> [THE TASK] Look for the word "title" in the entries below, then copy every line that has it.

Source data:
# # #

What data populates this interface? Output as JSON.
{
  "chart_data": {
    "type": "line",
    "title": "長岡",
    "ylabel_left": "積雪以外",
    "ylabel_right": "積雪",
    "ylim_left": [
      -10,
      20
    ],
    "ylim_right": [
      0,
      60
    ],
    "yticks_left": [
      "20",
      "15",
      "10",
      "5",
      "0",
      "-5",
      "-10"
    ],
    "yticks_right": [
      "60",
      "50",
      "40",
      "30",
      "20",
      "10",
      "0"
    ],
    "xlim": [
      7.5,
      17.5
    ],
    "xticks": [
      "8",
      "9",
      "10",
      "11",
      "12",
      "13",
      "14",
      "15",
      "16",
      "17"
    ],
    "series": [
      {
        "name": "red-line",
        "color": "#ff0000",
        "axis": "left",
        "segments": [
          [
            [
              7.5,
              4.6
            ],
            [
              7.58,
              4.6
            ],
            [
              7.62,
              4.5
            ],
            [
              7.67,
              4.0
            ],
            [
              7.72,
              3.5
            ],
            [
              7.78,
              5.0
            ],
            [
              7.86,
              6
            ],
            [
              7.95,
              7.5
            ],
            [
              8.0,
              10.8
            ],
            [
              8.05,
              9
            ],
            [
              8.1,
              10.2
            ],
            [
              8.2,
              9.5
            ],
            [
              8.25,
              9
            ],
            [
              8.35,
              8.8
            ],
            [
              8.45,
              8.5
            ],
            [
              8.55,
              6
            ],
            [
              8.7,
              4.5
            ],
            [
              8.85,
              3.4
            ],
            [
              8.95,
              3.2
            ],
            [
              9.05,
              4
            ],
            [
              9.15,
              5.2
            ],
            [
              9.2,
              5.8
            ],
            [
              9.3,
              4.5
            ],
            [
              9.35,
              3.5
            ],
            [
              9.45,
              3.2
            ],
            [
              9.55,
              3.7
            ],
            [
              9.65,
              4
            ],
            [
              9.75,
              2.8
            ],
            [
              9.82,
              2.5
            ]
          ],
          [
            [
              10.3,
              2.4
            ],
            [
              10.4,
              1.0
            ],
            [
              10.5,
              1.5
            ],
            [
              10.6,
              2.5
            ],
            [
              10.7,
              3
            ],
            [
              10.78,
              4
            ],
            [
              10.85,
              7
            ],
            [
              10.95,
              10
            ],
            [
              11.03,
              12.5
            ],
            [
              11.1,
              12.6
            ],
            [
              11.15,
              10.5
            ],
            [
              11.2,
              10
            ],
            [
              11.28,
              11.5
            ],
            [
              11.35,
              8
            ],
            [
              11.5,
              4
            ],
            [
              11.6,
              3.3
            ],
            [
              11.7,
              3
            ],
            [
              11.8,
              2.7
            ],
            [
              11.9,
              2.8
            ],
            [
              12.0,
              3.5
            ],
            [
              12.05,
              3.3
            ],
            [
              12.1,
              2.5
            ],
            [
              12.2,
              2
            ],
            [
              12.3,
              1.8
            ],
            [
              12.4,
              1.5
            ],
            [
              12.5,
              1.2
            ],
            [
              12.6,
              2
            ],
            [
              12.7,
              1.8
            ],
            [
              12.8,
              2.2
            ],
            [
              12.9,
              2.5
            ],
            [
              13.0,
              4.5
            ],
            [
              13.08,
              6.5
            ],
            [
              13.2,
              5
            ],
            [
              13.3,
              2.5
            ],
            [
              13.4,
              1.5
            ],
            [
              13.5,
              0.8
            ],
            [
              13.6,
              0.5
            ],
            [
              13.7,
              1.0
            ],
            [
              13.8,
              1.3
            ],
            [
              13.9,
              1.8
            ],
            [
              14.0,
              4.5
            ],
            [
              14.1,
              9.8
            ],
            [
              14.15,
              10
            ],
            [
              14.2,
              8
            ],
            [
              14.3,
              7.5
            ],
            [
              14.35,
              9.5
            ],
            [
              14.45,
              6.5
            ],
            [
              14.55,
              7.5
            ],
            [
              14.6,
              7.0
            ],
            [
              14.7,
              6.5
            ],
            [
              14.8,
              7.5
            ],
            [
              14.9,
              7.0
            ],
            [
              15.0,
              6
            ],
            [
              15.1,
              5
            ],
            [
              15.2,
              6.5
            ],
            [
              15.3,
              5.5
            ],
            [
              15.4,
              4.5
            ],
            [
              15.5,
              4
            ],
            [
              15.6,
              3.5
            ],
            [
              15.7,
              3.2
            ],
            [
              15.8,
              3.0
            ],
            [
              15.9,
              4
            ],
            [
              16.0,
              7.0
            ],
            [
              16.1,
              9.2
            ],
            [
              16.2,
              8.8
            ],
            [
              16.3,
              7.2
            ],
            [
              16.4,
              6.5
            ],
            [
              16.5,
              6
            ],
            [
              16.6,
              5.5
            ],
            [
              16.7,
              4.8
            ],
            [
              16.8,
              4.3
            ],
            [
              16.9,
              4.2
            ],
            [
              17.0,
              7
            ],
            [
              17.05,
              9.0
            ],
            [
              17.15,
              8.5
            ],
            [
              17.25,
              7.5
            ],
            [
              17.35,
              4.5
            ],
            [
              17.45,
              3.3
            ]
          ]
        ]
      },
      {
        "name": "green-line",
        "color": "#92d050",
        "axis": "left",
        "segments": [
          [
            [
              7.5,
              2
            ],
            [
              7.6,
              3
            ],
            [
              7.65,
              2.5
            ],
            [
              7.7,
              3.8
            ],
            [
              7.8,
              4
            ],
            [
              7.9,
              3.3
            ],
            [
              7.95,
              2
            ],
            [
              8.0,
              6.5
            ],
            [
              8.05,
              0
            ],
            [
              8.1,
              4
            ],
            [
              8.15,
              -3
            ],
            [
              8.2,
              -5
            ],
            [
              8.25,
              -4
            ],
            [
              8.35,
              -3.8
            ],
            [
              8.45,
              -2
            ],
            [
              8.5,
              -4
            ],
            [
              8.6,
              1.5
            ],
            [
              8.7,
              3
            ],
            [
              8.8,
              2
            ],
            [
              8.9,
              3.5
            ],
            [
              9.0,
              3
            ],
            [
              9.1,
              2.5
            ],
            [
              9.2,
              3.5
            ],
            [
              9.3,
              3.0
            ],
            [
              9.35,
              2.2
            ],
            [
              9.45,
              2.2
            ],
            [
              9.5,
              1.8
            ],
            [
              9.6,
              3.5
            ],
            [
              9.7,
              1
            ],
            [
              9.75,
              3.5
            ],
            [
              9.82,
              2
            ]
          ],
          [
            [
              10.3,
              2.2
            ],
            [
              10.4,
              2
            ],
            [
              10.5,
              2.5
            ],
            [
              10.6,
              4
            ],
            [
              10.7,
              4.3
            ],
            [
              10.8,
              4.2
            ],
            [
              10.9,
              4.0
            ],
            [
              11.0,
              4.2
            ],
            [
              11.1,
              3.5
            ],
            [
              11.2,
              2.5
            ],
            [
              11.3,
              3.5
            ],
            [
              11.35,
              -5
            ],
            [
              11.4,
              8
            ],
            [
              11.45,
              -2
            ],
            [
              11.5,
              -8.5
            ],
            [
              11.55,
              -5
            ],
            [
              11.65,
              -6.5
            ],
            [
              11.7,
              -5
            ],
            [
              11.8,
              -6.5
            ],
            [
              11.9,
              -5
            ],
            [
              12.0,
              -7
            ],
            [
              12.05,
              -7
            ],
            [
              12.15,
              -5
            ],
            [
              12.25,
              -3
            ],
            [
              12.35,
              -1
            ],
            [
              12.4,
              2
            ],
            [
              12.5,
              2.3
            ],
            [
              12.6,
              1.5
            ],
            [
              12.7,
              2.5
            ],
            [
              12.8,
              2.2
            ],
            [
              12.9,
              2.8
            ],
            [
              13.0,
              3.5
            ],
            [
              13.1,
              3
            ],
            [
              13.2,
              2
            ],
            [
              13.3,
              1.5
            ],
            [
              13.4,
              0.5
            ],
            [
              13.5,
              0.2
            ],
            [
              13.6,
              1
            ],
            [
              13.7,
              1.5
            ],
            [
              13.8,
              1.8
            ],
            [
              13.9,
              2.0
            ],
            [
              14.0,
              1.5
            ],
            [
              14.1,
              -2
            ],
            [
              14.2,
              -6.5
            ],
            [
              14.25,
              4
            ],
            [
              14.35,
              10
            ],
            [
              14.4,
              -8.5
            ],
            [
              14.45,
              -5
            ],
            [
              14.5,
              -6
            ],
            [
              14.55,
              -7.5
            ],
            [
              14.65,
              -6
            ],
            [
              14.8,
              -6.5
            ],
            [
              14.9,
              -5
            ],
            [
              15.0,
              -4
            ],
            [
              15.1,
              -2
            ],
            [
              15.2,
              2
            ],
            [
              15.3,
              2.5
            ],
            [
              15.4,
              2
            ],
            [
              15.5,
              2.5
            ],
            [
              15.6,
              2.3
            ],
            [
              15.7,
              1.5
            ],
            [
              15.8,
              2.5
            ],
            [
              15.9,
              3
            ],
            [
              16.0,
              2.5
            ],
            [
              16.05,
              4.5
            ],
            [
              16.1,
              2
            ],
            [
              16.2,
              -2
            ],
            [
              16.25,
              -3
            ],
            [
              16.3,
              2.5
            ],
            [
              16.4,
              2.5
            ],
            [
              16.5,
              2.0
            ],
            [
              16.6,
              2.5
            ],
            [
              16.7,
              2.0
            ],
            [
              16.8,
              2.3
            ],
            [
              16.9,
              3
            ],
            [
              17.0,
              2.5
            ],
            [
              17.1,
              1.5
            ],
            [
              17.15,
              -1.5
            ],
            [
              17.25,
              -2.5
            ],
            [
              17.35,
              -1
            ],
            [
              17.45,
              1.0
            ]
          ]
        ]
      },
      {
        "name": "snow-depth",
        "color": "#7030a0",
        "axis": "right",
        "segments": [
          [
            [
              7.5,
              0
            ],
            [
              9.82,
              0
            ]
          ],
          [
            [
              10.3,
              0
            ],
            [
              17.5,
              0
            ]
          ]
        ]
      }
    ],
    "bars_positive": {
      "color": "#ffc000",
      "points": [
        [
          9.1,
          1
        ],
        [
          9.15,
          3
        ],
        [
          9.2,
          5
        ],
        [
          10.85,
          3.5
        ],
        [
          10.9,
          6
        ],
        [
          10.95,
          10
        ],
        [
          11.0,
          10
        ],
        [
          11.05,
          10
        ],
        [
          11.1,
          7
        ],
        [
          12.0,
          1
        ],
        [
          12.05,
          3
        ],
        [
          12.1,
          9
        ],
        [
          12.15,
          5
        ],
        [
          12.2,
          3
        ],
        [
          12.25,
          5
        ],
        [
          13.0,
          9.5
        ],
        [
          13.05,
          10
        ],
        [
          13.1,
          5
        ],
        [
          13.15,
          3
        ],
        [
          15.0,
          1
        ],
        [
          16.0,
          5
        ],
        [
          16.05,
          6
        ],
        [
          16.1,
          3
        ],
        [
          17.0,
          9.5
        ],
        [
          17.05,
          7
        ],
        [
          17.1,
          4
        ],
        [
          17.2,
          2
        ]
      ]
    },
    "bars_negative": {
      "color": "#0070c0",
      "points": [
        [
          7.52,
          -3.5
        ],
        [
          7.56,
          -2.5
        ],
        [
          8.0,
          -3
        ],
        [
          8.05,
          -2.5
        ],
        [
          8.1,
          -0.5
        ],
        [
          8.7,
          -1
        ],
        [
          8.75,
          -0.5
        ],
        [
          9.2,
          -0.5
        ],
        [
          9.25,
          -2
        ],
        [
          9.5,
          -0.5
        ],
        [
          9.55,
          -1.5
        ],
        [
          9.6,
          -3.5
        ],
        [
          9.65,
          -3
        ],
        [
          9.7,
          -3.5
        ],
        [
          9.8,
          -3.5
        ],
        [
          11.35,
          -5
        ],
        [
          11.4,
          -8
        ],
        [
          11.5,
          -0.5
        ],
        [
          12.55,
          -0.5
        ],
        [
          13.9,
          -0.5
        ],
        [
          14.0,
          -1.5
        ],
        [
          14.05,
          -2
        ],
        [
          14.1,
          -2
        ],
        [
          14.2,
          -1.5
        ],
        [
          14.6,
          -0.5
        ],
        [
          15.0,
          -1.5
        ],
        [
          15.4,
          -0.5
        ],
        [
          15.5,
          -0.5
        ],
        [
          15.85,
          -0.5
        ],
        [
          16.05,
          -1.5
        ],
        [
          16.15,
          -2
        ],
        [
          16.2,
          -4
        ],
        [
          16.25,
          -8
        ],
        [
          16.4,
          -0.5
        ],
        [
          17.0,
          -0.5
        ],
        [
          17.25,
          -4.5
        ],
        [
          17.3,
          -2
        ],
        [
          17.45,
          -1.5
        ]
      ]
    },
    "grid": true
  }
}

# # #

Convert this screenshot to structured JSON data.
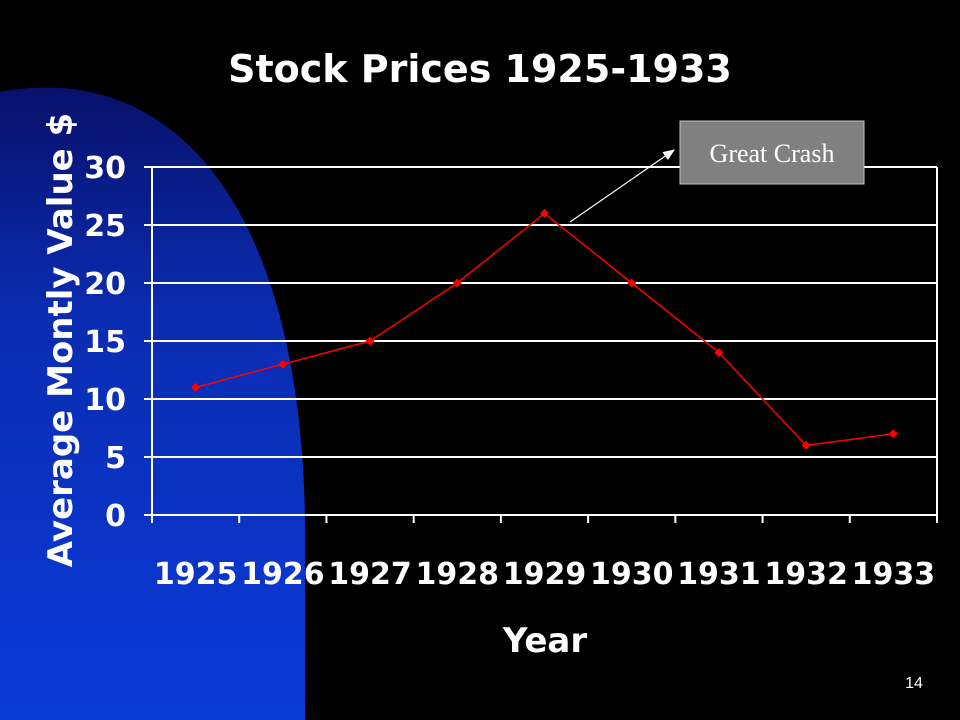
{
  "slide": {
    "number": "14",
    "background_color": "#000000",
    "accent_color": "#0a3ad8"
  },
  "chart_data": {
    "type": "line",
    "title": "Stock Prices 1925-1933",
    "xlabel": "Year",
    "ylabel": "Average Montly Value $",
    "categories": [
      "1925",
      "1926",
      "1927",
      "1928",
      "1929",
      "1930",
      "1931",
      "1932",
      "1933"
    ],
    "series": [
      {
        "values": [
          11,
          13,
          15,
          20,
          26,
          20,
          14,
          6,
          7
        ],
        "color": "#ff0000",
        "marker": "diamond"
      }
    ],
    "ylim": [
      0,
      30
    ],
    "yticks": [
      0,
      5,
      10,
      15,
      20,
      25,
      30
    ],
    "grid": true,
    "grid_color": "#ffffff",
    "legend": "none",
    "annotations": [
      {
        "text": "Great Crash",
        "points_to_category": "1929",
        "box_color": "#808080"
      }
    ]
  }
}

# # #

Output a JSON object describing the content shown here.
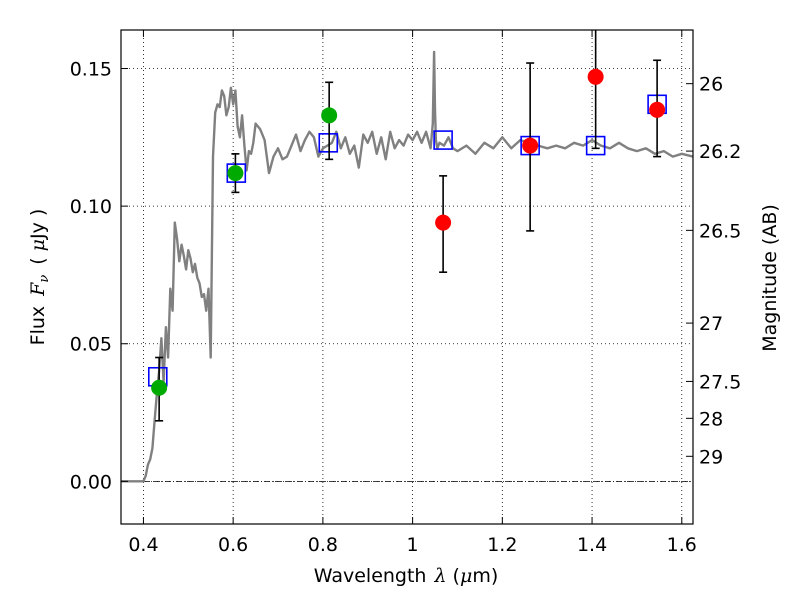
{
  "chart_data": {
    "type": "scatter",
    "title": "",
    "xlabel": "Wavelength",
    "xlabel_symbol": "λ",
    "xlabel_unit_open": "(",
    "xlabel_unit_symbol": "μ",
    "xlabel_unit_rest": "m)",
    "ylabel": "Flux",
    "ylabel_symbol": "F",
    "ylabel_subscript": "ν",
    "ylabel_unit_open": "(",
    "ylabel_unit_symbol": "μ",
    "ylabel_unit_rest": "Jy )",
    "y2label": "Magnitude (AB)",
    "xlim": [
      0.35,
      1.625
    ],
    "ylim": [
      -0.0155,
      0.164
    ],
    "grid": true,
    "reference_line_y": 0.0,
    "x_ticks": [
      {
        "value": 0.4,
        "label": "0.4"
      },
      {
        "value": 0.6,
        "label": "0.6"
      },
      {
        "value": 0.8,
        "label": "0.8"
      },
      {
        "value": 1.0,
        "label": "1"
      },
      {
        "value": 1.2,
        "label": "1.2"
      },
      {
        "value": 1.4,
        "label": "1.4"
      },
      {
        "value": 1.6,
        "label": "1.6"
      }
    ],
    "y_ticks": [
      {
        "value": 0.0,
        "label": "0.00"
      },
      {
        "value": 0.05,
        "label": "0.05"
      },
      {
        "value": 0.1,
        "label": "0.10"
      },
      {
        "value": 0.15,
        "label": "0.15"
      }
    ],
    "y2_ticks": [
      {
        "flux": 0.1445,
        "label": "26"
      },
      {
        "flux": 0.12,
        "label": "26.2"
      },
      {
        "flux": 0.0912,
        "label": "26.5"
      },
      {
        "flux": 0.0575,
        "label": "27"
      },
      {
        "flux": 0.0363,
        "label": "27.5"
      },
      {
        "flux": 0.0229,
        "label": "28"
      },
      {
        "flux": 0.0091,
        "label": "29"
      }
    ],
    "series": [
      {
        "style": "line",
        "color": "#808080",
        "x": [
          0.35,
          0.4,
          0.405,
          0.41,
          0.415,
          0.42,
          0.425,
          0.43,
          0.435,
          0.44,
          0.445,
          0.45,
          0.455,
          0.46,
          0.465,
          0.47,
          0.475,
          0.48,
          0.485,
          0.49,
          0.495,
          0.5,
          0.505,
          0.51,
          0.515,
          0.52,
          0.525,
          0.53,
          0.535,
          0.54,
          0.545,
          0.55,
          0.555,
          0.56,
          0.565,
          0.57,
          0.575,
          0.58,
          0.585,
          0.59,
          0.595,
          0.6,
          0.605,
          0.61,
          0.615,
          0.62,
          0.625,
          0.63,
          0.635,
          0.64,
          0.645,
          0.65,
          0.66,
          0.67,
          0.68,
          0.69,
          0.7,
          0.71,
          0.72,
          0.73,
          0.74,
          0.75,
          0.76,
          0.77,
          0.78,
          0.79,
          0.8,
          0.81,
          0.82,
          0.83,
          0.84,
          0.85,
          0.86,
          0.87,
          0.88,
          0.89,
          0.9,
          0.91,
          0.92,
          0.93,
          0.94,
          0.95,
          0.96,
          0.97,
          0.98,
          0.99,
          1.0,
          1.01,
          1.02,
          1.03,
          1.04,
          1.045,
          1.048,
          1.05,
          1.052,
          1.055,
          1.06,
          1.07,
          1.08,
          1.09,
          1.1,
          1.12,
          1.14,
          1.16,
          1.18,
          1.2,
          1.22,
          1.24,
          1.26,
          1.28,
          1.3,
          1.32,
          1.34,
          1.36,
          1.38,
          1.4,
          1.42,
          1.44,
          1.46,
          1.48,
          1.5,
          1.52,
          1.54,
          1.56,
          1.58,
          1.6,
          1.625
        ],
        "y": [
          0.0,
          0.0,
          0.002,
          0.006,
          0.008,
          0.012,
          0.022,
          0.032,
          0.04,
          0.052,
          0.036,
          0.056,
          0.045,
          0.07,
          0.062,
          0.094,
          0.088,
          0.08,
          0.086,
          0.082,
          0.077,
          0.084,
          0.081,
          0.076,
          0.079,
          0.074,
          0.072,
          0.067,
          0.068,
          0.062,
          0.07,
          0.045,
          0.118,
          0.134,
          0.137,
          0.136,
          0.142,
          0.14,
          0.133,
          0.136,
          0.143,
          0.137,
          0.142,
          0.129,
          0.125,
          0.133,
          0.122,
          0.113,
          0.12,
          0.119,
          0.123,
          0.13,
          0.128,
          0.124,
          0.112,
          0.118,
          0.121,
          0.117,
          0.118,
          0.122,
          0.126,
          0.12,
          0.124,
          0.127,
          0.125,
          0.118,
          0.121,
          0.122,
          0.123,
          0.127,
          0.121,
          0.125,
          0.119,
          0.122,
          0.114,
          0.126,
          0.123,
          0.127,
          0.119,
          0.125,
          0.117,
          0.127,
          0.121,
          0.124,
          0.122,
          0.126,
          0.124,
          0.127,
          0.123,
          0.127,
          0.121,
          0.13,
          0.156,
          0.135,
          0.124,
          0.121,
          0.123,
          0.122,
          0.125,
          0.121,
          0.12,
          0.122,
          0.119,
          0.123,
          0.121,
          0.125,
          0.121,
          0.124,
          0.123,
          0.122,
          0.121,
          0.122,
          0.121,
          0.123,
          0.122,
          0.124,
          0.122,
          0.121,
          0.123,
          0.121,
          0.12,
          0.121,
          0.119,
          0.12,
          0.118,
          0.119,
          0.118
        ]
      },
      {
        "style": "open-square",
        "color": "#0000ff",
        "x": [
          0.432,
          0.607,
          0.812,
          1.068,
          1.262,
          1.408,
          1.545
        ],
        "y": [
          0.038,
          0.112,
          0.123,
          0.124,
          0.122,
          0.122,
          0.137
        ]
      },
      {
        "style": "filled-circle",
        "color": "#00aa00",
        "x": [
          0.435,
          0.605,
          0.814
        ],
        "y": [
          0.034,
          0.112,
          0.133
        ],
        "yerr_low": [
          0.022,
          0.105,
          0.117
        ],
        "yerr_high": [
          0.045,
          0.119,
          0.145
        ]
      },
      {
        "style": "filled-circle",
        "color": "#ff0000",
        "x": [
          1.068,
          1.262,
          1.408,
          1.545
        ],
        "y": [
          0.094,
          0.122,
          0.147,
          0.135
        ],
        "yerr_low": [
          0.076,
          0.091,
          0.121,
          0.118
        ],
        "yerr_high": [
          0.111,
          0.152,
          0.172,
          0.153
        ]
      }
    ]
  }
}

# # #

> [WORKED ANSWER]
    "title": "長岡",
    "title": "Stock Prices 1925-1933",
    "title": "",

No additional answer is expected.